Listed records ::
══════════
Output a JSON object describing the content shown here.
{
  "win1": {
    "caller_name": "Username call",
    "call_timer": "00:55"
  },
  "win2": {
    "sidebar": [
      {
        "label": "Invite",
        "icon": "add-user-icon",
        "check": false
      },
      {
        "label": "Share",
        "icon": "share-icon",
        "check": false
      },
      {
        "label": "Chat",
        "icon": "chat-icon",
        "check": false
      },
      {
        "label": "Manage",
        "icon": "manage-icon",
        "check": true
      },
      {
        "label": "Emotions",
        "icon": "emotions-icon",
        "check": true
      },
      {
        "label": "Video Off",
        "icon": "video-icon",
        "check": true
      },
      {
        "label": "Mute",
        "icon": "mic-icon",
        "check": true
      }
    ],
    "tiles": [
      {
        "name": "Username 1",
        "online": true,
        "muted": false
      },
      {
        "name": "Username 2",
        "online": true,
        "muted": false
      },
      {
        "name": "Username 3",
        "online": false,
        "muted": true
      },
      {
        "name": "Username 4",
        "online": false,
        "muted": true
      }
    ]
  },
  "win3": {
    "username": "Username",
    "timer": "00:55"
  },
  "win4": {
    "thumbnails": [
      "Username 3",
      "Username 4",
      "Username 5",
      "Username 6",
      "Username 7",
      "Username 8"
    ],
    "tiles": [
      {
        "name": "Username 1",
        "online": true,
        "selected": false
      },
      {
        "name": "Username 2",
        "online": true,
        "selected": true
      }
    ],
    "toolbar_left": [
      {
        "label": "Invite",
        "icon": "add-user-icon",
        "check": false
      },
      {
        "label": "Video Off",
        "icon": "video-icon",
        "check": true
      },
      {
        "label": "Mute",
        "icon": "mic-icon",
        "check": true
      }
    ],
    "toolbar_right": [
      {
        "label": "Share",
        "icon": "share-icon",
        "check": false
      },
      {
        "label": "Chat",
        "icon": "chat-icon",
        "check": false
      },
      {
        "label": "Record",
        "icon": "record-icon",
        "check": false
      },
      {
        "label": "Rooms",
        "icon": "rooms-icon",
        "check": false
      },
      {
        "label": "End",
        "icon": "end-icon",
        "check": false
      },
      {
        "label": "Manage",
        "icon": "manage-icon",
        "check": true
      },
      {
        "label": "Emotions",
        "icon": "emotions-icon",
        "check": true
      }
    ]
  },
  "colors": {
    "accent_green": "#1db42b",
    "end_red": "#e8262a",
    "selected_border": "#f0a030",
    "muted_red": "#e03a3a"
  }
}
══════════
Problem statement :: Quote all of the entries exactly as they appear.

Solved exercise ::
Output a JSON object describing the content shown here.
{
  "win1": {
    "caller_name": "Username call",
    "call_timer": "00:55"
  },
  "win2": {
    "sidebar": [
      {
        "label": "Invite",
        "icon": "add-user-icon",
        "check": false
      },
      {
        "label": "Share",
        "icon": "share-icon",
        "check": false
      },
      {
        "label": "Chat",
        "icon": "chat-icon",
        "check": false
      },
      {
        "label": "Manage",
        "icon": "manage-icon",
        "check": true
      },
      {
        "label": "Emotions",
        "icon": "emotions-icon",
        "check": true
      },
      {
        "label": "Video Off",
        "icon": "video-icon",
        "check": true
      },
      {
        "label": "Mute",
        "icon": "mic-icon",
        "check": true
      }
    ],
    "tiles": [
      {
        "name": "Username 1",
        "online": true,
        "muted": false
      },
      {
        "name": "Username 2",
        "online": true,
        "muted": false
      },
      {
        "name": "Username 3",
        "online": false,
        "muted": true
      },
      {
        "name": "Username 4",
        "online": false,
        "muted": true
      }
    ]
  },
  "win3": {
    "username": "Username",
    "timer": "00:55"
  },
  "win4": {
    "thumbnails": [
      "Username 3",
      "Username 4",
      "Username 5",
      "Username 6",
      "Username 7",
      "Username 8"
    ],
    "tiles": [
      {
        "name": "Username 1",
        "online": true,
        "selected": false
      },
      {
        "name": "Username 2",
        "online": true,
        "selected": true
      }
    ],
    "toolbar_left": [
      {
        "label": "Invite",
        "icon": "add-user-icon",
        "check": false
      },
      {
        "label": "Video Off",
        "icon": "video-icon",
        "check": true
      },
      {
        "label": "Mute",
        "icon": "mic-icon",
        "check": true
      }
    ],
    "toolbar_right": [
      {
        "label": "Share",
        "icon": "share-icon",
        "check": false
      },
      {
        "label": "Chat",
        "icon": "chat-icon",
        "check": false
      },
      {
        "label": "Record",
        "icon": "record-icon",
        "check": false
      },
      {
        "label": "Rooms",
        "icon": "rooms-icon",
        "check": false
      },
      {
        "label": "End",
        "icon": "end-icon",
        "check": false
      },
      {
        "label": "Manage",
        "icon": "manage-icon",
        "check": true
      },
      {
        "label": "Emotions",
        "icon": "emotions-icon",
        "check": true
      }
    ]
  },
  "colors": {
    "accent_green": "#1db42b",
    "end_red": "#e8262a",
    "selected_border": "#f0a030",
    "muted_red": "#e03a3a"
  }
}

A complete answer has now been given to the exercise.